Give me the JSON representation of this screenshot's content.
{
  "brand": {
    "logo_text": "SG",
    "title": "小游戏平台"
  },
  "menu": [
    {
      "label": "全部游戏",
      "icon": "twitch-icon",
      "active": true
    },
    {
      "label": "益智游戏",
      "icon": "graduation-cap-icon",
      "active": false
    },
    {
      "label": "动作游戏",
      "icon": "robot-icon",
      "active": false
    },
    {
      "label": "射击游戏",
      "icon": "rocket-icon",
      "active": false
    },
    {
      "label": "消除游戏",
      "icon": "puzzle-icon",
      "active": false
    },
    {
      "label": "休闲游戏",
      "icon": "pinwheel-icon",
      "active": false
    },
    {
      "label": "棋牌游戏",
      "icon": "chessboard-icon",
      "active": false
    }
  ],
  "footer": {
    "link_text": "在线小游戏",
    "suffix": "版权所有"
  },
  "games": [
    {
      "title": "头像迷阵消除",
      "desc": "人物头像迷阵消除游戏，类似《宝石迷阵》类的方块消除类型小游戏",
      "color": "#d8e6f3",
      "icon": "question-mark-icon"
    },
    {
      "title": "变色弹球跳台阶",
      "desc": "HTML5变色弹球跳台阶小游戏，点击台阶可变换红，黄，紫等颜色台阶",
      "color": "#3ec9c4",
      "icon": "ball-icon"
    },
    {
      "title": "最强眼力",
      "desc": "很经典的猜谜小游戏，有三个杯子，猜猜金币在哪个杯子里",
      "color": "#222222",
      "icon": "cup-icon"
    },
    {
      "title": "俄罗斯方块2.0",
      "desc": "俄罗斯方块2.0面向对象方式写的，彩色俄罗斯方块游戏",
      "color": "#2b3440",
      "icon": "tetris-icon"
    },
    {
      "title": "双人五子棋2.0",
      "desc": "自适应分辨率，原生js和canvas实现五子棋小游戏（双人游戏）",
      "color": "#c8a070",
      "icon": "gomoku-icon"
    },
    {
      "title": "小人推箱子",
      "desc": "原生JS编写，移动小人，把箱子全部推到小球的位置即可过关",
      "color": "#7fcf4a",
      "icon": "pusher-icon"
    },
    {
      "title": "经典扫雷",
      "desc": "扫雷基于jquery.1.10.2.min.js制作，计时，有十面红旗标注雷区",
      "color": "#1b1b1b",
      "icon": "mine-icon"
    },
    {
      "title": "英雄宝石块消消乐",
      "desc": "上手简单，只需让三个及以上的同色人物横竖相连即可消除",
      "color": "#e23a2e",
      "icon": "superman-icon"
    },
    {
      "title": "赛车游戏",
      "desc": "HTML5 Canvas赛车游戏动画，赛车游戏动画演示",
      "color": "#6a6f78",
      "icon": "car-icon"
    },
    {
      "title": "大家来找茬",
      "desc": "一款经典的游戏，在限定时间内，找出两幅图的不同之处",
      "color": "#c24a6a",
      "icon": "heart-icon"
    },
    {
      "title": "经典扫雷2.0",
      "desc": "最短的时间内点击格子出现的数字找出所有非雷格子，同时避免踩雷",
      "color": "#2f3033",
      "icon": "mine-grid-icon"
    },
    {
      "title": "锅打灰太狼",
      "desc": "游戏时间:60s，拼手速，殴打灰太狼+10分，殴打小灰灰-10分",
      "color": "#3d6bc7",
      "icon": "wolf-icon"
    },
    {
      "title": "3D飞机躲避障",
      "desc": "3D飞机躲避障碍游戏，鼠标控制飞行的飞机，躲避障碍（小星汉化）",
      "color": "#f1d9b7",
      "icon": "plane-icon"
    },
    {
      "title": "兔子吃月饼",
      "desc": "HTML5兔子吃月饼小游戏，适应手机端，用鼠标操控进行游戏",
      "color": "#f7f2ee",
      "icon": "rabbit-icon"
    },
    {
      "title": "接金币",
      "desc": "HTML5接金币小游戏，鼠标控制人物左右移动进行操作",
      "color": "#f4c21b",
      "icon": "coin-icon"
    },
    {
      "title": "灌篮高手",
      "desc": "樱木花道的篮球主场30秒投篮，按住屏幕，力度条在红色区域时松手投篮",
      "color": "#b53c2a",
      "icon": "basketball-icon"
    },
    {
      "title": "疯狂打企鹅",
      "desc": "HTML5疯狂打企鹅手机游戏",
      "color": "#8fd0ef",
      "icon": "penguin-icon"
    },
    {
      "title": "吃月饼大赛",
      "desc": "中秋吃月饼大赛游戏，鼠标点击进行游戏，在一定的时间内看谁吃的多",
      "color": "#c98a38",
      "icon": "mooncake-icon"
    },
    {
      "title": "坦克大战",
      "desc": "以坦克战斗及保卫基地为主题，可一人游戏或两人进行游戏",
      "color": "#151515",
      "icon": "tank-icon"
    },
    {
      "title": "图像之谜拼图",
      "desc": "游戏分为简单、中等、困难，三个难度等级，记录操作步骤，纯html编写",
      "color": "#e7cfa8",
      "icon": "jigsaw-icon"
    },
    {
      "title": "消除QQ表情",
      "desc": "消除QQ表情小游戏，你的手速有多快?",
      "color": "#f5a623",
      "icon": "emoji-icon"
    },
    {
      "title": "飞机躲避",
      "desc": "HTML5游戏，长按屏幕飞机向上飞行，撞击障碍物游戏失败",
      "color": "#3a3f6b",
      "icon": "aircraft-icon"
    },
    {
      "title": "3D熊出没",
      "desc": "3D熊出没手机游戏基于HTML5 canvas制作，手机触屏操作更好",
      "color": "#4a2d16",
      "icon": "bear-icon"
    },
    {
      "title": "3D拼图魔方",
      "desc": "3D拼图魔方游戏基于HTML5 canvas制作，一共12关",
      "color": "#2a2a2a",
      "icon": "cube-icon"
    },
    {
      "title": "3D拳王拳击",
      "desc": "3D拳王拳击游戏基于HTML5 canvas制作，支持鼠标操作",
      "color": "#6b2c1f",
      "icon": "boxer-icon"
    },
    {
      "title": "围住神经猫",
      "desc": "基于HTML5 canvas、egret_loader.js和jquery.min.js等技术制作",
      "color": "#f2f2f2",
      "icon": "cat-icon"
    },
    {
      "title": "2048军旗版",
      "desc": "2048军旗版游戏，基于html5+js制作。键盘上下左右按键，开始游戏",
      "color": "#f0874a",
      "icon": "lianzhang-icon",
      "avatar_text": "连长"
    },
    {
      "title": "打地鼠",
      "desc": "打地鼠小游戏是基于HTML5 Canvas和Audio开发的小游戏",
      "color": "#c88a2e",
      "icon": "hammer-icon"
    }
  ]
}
******************************
Exercise goal
Every entry above should be retyped exactly as shown.

Exercise output
Give me the JSON representation of this screenshot's content.
{
  "brand": {
    "logo_text": "SG",
    "title": "小游戏平台"
  },
  "menu": [
    {
      "label": "全部游戏",
      "icon": "twitch-icon",
      "active": true
    },
    {
      "label": "益智游戏",
      "icon": "graduation-cap-icon",
      "active": false
    },
    {
      "label": "动作游戏",
      "icon": "robot-icon",
      "active": false
    },
    {
      "label": "射击游戏",
      "icon": "rocket-icon",
      "active": false
    },
    {
      "label": "消除游戏",
      "icon": "puzzle-icon",
      "active": false
    },
    {
      "label": "休闲游戏",
      "icon": "pinwheel-icon",
      "active": false
    },
    {
      "label": "棋牌游戏",
      "icon": "chessboard-icon",
      "active": false
    }
  ],
  "footer": {
    "link_text": "在线小游戏",
    "suffix": "版权所有"
  },
  "games": [
    {
      "title": "头像迷阵消除",
      "desc": "人物头像迷阵消除游戏，类似《宝石迷阵》类的方块消除类型小游戏",
      "color": "#d8e6f3",
      "icon": "question-mark-icon"
    },
    {
      "title": "变色弹球跳台阶",
      "desc": "HTML5变色弹球跳台阶小游戏，点击台阶可变换红，黄，紫等颜色台阶",
      "color": "#3ec9c4",
      "icon": "ball-icon"
    },
    {
      "title": "最强眼力",
      "desc": "很经典的猜谜小游戏，有三个杯子，猜猜金币在哪个杯子里",
      "color": "#222222",
      "icon": "cup-icon"
    },
    {
      "title": "俄罗斯方块2.0",
      "desc": "俄罗斯方块2.0面向对象方式写的，彩色俄罗斯方块游戏",
      "color": "#2b3440",
      "icon": "tetris-icon"
    },
    {
      "title": "双人五子棋2.0",
      "desc": "自适应分辨率，原生js和canvas实现五子棋小游戏（双人游戏）",
      "color": "#c8a070",
      "icon": "gomoku-icon"
    },
    {
      "title": "小人推箱子",
      "desc": "原生JS编写，移动小人，把箱子全部推到小球的位置即可过关",
      "color": "#7fcf4a",
      "icon": "pusher-icon"
    },
    {
      "title": "经典扫雷",
      "desc": "扫雷基于jquery.1.10.2.min.js制作，计时，有十面红旗标注雷区",
      "color": "#1b1b1b",
      "icon": "mine-icon"
    },
    {
      "title": "英雄宝石块消消乐",
      "desc": "上手简单，只需让三个及以上的同色人物横竖相连即可消除",
      "color": "#e23a2e",
      "icon": "superman-icon"
    },
    {
      "title": "赛车游戏",
      "desc": "HTML5 Canvas赛车游戏动画，赛车游戏动画演示",
      "color": "#6a6f78",
      "icon": "car-icon"
    },
    {
      "title": "大家来找茬",
      "desc": "一款经典的游戏，在限定时间内，找出两幅图的不同之处",
      "color": "#c24a6a",
      "icon": "heart-icon"
    },
    {
      "title": "经典扫雷2.0",
      "desc": "最短的时间内点击格子出现的数字找出所有非雷格子，同时避免踩雷",
      "color": "#2f3033",
      "icon": "mine-grid-icon"
    },
    {
      "title": "锅打灰太狼",
      "desc": "游戏时间:60s，拼手速，殴打灰太狼+10分，殴打小灰灰-10分",
      "color": "#3d6bc7",
      "icon": "wolf-icon"
    },
    {
      "title": "3D飞机躲避障",
      "desc": "3D飞机躲避障碍游戏，鼠标控制飞行的飞机，躲避障碍（小星汉化）",
      "color": "#f1d9b7",
      "icon": "plane-icon"
    },
    {
      "title": "兔子吃月饼",
      "desc": "HTML5兔子吃月饼小游戏，适应手机端，用鼠标操控进行游戏",
      "color": "#f7f2ee",
      "icon": "rabbit-icon"
    },
    {
      "title": "接金币",
      "desc": "HTML5接金币小游戏，鼠标控制人物左右移动进行操作",
      "color": "#f4c21b",
      "icon": "coin-icon"
    },
    {
      "title": "灌篮高手",
      "desc": "樱木花道的篮球主场30秒投篮，按住屏幕，力度条在红色区域时松手投篮",
      "color": "#b53c2a",
      "icon": "basketball-icon"
    },
    {
      "title": "疯狂打企鹅",
      "desc": "HTML5疯狂打企鹅手机游戏",
      "color": "#8fd0ef",
      "icon": "penguin-icon"
    },
    {
      "title": "吃月饼大赛",
      "desc": "中秋吃月饼大赛游戏，鼠标点击进行游戏，在一定的时间内看谁吃的多",
      "color": "#c98a38",
      "icon": "mooncake-icon"
    },
    {
      "title": "坦克大战",
      "desc": "以坦克战斗及保卫基地为主题，可一人游戏或两人进行游戏",
      "color": "#151515",
      "icon": "tank-icon"
    },
    {
      "title": "图像之谜拼图",
      "desc": "游戏分为简单、中等、困难，三个难度等级，记录操作步骤，纯html编写",
      "color": "#e7cfa8",
      "icon": "jigsaw-icon"
    },
    {
      "title": "消除QQ表情",
      "desc": "消除QQ表情小游戏，你的手速有多快?",
      "color": "#f5a623",
      "icon": "emoji-icon"
    },
    {
      "title": "飞机躲避",
      "desc": "HTML5游戏，长按屏幕飞机向上飞行，撞击障碍物游戏失败",
      "color": "#3a3f6b",
      "icon": "aircraft-icon"
    },
    {
      "title": "3D熊出没",
      "desc": "3D熊出没手机游戏基于HTML5 canvas制作，手机触屏操作更好",
      "color": "#4a2d16",
      "icon": "bear-icon"
    },
    {
      "title": "3D拼图魔方",
      "desc": "3D拼图魔方游戏基于HTML5 canvas制作，一共12关",
      "color": "#2a2a2a",
      "icon": "cube-icon"
    },
    {
      "title": "3D拳王拳击",
      "desc": "3D拳王拳击游戏基于HTML5 canvas制作，支持鼠标操作",
      "color": "#6b2c1f",
      "icon": "boxer-icon"
    },
    {
      "title": "围住神经猫",
      "desc": "基于HTML5 canvas、egret_loader.js和jquery.min.js等技术制作",
      "color": "#f2f2f2",
      "icon": "cat-icon"
    },
    {
      "title": "2048军旗版",
      "desc": "2048军旗版游戏，基于html5+js制作。键盘上下左右按键，开始游戏",
      "color": "#f0874a",
      "icon": "lianzhang-icon",
      "avatar_text": "连长"
    },
    {
      "title": "打地鼠",
      "desc": "打地鼠小游戏是基于HTML5 Canvas和Audio开发的小游戏",
      "color": "#c88a2e",
      "icon": "hammer-icon"
    }
  ]
}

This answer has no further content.